# What the task asks:
Reproduce all of the data exactly, with no line skipped.
----- Raw data
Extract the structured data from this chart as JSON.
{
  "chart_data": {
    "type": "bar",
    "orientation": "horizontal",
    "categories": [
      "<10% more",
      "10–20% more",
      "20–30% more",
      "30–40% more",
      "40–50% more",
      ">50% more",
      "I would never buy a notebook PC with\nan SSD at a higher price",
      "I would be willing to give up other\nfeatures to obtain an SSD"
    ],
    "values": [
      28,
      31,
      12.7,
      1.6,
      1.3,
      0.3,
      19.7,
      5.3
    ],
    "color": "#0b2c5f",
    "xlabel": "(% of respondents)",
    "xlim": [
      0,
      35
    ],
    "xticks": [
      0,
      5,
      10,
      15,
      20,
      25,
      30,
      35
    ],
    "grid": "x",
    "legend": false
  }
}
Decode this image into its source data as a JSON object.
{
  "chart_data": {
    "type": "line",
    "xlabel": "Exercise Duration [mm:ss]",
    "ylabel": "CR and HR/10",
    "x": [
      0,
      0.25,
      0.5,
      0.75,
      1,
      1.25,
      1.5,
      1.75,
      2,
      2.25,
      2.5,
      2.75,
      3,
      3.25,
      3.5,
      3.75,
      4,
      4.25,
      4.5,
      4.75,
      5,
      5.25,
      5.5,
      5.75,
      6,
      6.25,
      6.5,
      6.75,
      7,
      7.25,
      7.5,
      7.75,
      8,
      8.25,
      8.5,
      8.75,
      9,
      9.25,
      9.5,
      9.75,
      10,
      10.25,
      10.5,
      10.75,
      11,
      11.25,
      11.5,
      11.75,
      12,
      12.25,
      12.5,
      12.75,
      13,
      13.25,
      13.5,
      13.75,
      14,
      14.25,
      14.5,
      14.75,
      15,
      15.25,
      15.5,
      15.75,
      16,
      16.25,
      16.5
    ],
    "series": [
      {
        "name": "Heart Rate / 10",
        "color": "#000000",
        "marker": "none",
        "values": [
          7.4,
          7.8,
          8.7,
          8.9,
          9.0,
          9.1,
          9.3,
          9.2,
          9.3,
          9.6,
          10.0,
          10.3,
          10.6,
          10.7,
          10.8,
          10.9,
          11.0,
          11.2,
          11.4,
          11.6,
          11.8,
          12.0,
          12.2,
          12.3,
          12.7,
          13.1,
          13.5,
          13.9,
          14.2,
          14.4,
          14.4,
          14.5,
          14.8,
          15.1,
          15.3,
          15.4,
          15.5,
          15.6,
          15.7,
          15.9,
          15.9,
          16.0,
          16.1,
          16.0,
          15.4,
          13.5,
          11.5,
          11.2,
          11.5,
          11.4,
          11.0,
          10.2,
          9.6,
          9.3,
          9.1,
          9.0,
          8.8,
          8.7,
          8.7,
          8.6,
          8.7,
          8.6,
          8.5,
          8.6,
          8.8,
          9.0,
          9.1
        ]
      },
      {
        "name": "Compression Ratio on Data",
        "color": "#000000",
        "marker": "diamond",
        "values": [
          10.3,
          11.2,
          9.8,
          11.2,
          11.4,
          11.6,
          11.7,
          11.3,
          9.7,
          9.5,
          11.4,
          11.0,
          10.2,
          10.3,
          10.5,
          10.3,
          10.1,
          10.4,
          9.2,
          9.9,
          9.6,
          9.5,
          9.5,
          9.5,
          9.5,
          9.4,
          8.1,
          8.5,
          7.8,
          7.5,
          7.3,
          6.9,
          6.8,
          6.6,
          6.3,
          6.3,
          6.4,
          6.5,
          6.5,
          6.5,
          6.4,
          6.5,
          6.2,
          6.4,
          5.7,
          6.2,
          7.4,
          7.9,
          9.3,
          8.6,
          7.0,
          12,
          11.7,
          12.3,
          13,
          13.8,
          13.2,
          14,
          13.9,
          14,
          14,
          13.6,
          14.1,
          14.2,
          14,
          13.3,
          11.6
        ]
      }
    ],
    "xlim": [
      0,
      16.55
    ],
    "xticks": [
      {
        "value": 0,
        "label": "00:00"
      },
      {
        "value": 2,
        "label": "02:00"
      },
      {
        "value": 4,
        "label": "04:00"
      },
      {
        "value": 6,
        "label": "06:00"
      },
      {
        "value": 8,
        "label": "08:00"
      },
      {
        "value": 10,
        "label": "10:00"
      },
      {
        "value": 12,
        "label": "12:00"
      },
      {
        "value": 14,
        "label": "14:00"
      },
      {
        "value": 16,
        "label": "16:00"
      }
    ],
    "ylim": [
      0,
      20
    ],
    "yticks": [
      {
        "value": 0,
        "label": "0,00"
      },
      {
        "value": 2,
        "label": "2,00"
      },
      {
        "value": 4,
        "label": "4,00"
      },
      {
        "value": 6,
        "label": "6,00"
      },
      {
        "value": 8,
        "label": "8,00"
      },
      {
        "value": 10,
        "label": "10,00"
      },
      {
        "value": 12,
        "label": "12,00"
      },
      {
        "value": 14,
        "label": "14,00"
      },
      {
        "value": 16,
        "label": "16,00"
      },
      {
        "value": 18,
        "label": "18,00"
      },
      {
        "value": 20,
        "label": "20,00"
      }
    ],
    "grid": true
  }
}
----------
# Solution:
Extract the structured data from this chart as JSON.
{
  "chart_data": {
    "type": "bar",
    "orientation": "horizontal",
    "categories": [
      "<10% more",
      "10–20% more",
      "20–30% more",
      "30–40% more",
      "40–50% more",
      ">50% more",
      "I would never buy a notebook PC with\nan SSD at a higher price",
      "I would be willing to give up other\nfeatures to obtain an SSD"
    ],
    "values": [
      28,
      31,
      12.7,
      1.6,
      1.3,
      0.3,
      19.7,
      5.3
    ],
    "color": "#0b2c5f",
    "xlabel": "(% of respondents)",
    "xlim": [
      0,
      35
    ],
    "xticks": [
      0,
      5,
      10,
      15,
      20,
      25,
      30,
      35
    ],
    "grid": "x",
    "legend": false
  }
}
Decode this image into its source data as a JSON object.
{
  "chart_data": {
    "type": "line",
    "xlabel": "Exercise Duration [mm:ss]",
    "ylabel": "CR and HR/10",
    "x": [
      0,
      0.25,
      0.5,
      0.75,
      1,
      1.25,
      1.5,
      1.75,
      2,
      2.25,
      2.5,
      2.75,
      3,
      3.25,
      3.5,
      3.75,
      4,
      4.25,
      4.5,
      4.75,
      5,
      5.25,
      5.5,
      5.75,
      6,
      6.25,
      6.5,
      6.75,
      7,
      7.25,
      7.5,
      7.75,
      8,
      8.25,
      8.5,
      8.75,
      9,
      9.25,
      9.5,
      9.75,
      10,
      10.25,
      10.5,
      10.75,
      11,
      11.25,
      11.5,
      11.75,
      12,
      12.25,
      12.5,
      12.75,
      13,
      13.25,
      13.5,
      13.75,
      14,
      14.25,
      14.5,
      14.75,
      15,
      15.25,
      15.5,
      15.75,
      16,
      16.25,
      16.5
    ],
    "series": [
      {
        "name": "Heart Rate / 10",
        "color": "#000000",
        "marker": "none",
        "values": [
          7.4,
          7.8,
          8.7,
          8.9,
          9.0,
          9.1,
          9.3,
          9.2,
          9.3,
          9.6,
          10.0,
          10.3,
          10.6,
          10.7,
          10.8,
          10.9,
          11.0,
          11.2,
          11.4,
          11.6,
          11.8,
          12.0,
          12.2,
          12.3,
          12.7,
          13.1,
          13.5,
          13.9,
          14.2,
          14.4,
          14.4,
          14.5,
          14.8,
          15.1,
          15.3,
          15.4,
          15.5,
          15.6,
          15.7,
          15.9,
          15.9,
          16.0,
          16.1,
          16.0,
          15.4,
          13.5,
          11.5,
          11.2,
          11.5,
          11.4,
          11.0,
          10.2,
          9.6,
          9.3,
          9.1,
          9.0,
          8.8,
          8.7,
          8.7,
          8.6,
          8.7,
          8.6,
          8.5,
          8.6,
          8.8,
          9.0,
          9.1
        ]
      },
      {
        "name": "Compression Ratio on Data",
        "color": "#000000",
        "marker": "diamond",
        "values": [
          10.3,
          11.2,
          9.8,
          11.2,
          11.4,
          11.6,
          11.7,
          11.3,
          9.7,
          9.5,
          11.4,
          11.0,
          10.2,
          10.3,
          10.5,
          10.3,
          10.1,
          10.4,
          9.2,
          9.9,
          9.6,
          9.5,
          9.5,
          9.5,
          9.5,
          9.4,
          8.1,
          8.5,
          7.8,
          7.5,
          7.3,
          6.9,
          6.8,
          6.6,
          6.3,
          6.3,
          6.4,
          6.5,
          6.5,
          6.5,
          6.4,
          6.5,
          6.2,
          6.4,
          5.7,
          6.2,
          7.4,
          7.9,
          9.3,
          8.6,
          7.0,
          12,
          11.7,
          12.3,
          13,
          13.8,
          13.2,
          14,
          13.9,
          14,
          14,
          13.6,
          14.1,
          14.2,
          14,
          13.3,
          11.6
        ]
      }
    ],
    "xlim": [
      0,
      16.55
    ],
    "xticks": [
      {
        "value": 0,
        "label": "00:00"
      },
      {
        "value": 2,
        "label": "02:00"
      },
      {
        "value": 4,
        "label": "04:00"
      },
      {
        "value": 6,
        "label": "06:00"
      },
      {
        "value": 8,
        "label": "08:00"
      },
      {
        "value": 10,
        "label": "10:00"
      },
      {
        "value": 12,
        "label": "12:00"
      },
      {
        "value": 14,
        "label": "14:00"
      },
      {
        "value": 16,
        "label": "16:00"
      }
    ],
    "ylim": [
      0,
      20
    ],
    "yticks": [
      {
        "value": 0,
        "label": "0,00"
      },
      {
        "value": 2,
        "label": "2,00"
      },
      {
        "value": 4,
        "label": "4,00"
      },
      {
        "value": 6,
        "label": "6,00"
      },
      {
        "value": 8,
        "label": "8,00"
      },
      {
        "value": 10,
        "label": "10,00"
      },
      {
        "value": 12,
        "label": "12,00"
      },
      {
        "value": 14,
        "label": "14,00"
      },
      {
        "value": 16,
        "label": "16,00"
      },
      {
        "value": 18,
        "label": "18,00"
      },
      {
        "value": 20,
        "label": "20,00"
      }
    ],
    "grid": true
  }
}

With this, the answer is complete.